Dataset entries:
---*---

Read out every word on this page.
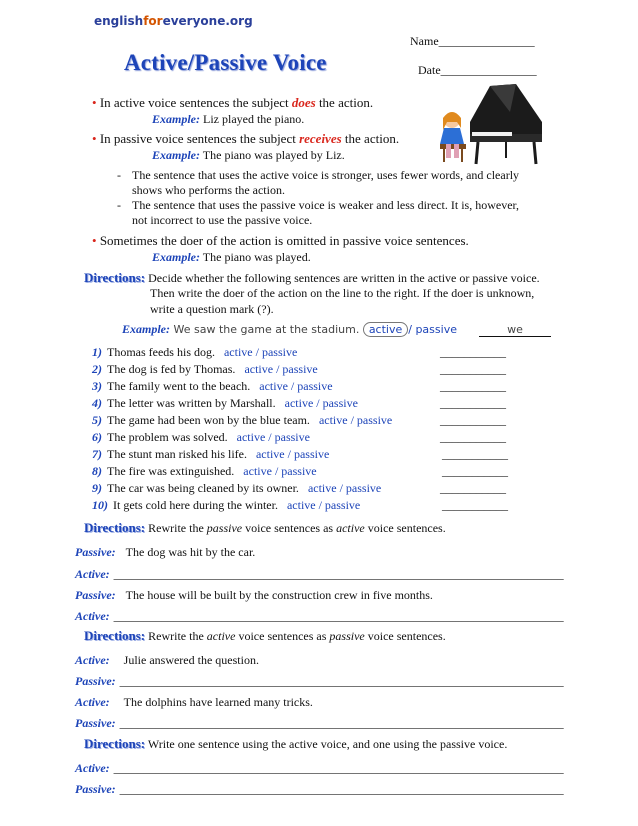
englishforeveryone.org
Name________________
Active/Passive Voice	Date________________
• In active voice sentences the subject does the action.
Example: Liz played the piano.
• In passive voice sentences the subject receives the action.
Example: The piano was played by Liz.
- The sentence that uses the active voice is stronger, uses fewer words, and clearly
shows who performs the action.
- The sentence that uses the passive voice is weaker and less direct. It is, however,
not incorrect to use the passive voice.
• Sometimes the doer of the action is omitted in passive voice sentences.
Example: The piano was played.
Directions: Decide whether the following sentences are written in the active or passive voice.
Then write the doer of the action on the line to the right. If the doer is unknown,
write a question mark (?).
Example: We saw the game at the stadium. active / passive	we
1) Thomas feeds his dog. active / passive	___________
2) The dog is fed by Thomas. active / passive	___________
3) The family went to the beach. active / passive	___________
4) The letter was written by Marshall. active / passive	___________
5) The game had been won by the blue team. active / passive	___________
6) The problem was solved. active / passive	___________
7) The stunt man risked his life. active / passive	___________
8) The fire was extinguished. active / passive	___________
9) The car was being cleaned by its owner. active / passive	___________
10) It gets cold here during the winter. active / passive	___________
Directions: Rewrite the passive voice sentences as active voice sentences.
Passive: The dog was hit by the car.
Active: ___________________________________________________________________________
Passive: The house will be built by the construction crew in five months.
Active: ___________________________________________________________________________
Directions: Rewrite the active voice sentences as passive voice sentences.
Active: Julie answered the question.
Passive: __________________________________________________________________________
Active: The dolphins have learned many tricks.
Passive: __________________________________________________________________________
Directions: Write one sentence using the active voice, and one using the passive voice.
Active: ___________________________________________________________________________
Passive: __________________________________________________________________________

---*---

[AIM] Copy in full each line that holds the word "uses".

[CORRECT RESPONSE]
- The sentence that uses the active voice is stronger, uses fewer words, and clearly
- The sentence that uses the passive voice is weaker and less direct. It is, however,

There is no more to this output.